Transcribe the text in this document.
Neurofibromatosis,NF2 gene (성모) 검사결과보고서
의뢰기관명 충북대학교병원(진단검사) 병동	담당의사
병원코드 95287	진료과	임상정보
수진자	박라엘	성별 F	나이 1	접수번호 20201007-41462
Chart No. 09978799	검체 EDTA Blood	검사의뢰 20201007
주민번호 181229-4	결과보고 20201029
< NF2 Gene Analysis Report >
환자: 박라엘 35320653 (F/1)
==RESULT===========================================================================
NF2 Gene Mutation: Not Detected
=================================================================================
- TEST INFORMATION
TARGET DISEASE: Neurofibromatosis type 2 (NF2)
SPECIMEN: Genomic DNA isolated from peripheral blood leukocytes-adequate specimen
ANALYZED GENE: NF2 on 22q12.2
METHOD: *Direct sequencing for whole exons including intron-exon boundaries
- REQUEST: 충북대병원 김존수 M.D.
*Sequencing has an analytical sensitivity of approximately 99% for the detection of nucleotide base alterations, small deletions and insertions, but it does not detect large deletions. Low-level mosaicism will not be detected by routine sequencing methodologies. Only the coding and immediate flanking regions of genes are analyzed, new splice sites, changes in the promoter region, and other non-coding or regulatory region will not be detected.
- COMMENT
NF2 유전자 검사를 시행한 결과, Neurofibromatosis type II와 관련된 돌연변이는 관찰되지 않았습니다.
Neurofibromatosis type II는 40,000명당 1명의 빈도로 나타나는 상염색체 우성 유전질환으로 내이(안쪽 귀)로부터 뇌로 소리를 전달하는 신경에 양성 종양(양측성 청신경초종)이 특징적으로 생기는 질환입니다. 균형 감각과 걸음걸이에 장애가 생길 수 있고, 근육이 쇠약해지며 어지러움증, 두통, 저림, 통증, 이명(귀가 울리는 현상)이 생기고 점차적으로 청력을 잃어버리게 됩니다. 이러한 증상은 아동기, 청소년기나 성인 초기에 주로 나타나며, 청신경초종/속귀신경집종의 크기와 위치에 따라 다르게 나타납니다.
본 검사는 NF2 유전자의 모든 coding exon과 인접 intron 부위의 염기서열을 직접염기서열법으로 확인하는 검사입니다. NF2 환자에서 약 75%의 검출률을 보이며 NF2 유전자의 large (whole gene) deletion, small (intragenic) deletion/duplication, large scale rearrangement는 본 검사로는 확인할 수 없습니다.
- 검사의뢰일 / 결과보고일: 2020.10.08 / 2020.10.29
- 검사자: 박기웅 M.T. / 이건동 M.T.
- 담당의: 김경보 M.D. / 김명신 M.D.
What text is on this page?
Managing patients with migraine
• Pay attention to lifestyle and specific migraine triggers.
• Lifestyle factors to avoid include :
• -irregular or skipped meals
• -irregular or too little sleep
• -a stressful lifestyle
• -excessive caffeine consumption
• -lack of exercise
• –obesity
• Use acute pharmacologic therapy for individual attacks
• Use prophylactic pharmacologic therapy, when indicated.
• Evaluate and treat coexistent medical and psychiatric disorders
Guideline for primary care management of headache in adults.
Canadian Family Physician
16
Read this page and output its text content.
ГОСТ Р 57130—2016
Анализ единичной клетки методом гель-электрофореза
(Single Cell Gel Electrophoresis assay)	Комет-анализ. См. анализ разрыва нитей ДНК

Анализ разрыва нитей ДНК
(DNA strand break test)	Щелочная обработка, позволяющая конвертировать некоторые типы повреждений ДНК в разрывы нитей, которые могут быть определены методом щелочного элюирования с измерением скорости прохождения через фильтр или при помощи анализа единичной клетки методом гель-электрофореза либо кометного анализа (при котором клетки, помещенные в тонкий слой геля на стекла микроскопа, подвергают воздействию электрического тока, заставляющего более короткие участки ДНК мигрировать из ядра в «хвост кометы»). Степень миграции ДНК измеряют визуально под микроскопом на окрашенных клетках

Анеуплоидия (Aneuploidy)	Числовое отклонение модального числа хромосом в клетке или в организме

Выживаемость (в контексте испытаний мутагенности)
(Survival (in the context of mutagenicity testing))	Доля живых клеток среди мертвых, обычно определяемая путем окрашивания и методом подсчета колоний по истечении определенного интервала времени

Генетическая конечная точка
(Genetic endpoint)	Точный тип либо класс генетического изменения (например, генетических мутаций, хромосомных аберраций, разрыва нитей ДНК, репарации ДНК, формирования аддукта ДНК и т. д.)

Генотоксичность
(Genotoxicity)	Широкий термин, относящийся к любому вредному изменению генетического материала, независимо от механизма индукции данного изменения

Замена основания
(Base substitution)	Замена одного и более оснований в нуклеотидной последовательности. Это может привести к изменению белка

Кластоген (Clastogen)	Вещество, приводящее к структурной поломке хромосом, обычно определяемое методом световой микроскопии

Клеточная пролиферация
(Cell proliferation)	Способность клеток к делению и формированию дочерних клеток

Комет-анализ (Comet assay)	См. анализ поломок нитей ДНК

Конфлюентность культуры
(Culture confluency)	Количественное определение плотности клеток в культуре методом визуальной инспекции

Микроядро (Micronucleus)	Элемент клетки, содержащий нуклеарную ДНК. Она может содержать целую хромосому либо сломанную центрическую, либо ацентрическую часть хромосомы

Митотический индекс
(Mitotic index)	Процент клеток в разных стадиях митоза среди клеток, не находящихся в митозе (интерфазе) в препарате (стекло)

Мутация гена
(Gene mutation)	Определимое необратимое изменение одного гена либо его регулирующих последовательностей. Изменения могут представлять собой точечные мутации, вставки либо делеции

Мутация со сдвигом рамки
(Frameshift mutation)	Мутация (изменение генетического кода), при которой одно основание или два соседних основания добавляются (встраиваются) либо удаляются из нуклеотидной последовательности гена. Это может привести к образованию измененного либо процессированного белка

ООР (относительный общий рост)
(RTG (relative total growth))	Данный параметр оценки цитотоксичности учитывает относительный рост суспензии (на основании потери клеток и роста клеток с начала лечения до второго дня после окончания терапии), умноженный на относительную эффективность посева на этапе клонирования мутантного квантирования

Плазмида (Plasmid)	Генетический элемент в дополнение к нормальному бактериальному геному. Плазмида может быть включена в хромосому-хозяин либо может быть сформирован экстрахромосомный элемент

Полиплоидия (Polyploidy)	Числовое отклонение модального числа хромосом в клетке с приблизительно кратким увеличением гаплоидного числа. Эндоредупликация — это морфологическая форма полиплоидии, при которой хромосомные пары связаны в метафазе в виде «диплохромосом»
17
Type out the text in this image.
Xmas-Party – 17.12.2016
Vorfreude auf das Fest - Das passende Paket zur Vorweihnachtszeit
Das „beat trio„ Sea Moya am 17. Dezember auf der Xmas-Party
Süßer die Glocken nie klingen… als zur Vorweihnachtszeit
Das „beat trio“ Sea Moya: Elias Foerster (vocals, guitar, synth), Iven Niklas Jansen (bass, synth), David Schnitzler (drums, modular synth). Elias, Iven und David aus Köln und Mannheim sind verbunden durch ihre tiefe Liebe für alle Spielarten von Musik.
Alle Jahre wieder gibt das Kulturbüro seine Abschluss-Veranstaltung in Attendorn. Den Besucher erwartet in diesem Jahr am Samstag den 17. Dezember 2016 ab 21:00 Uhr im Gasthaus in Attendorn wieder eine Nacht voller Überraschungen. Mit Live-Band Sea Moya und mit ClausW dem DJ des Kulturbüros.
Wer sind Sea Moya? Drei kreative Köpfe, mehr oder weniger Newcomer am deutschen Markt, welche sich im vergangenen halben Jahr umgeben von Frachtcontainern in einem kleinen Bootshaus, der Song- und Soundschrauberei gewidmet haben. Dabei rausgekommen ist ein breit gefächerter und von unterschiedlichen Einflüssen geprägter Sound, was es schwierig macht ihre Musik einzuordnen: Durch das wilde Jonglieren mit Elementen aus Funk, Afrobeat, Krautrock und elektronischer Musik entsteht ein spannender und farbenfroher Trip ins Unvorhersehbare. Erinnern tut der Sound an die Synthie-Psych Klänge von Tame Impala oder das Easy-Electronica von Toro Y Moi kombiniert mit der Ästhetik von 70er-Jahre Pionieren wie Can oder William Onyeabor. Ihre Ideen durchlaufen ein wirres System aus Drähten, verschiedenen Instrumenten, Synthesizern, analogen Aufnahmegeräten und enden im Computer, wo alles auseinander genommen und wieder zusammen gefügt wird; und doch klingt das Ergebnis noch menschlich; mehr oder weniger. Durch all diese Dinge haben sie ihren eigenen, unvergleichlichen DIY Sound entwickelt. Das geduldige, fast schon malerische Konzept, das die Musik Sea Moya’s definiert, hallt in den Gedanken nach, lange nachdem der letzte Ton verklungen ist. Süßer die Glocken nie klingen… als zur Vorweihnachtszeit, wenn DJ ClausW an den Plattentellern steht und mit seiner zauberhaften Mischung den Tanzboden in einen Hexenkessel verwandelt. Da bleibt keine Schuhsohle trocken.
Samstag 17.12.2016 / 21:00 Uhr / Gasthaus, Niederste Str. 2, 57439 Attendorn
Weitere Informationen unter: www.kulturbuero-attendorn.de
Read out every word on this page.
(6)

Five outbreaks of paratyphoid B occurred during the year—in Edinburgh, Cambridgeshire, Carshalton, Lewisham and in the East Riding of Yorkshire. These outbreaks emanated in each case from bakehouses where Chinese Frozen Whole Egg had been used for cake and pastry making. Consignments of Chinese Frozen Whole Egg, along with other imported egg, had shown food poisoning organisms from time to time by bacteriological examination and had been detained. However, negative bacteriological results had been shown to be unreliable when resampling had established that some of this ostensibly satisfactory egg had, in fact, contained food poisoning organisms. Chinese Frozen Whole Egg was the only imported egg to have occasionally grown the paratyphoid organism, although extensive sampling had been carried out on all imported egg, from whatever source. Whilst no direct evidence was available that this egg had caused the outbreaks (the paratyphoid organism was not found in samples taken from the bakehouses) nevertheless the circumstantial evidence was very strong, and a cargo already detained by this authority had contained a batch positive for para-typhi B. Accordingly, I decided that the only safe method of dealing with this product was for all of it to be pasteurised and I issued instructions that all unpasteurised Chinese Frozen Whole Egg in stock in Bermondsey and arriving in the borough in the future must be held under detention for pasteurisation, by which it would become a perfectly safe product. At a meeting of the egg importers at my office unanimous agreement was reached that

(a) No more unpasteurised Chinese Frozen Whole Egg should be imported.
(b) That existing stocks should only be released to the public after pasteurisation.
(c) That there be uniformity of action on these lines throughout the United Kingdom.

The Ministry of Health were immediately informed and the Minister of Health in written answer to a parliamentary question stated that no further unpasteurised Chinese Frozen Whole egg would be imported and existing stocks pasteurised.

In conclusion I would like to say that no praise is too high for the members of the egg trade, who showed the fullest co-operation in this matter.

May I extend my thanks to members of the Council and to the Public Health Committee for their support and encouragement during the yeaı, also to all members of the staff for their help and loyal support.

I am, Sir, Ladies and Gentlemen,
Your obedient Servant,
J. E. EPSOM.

* [Exercise instructions]: Work through the records above. Copy every line with the string "отклонение".

* [Written response]:
Анеуплоидия (Aneuploidy)	Числовое отклонение модального числа хромосом в клетке или в организме
Полиплоидия (Polyploidy)	Числовое отклонение модального числа хромосом в клетке с приблизительно кратким увеличением гаплоидного числа. Эндоредупликация — это морфологическая форма полиплоидии, при которой хромосомные пары связаны в метафазе в виде «диплохромосом»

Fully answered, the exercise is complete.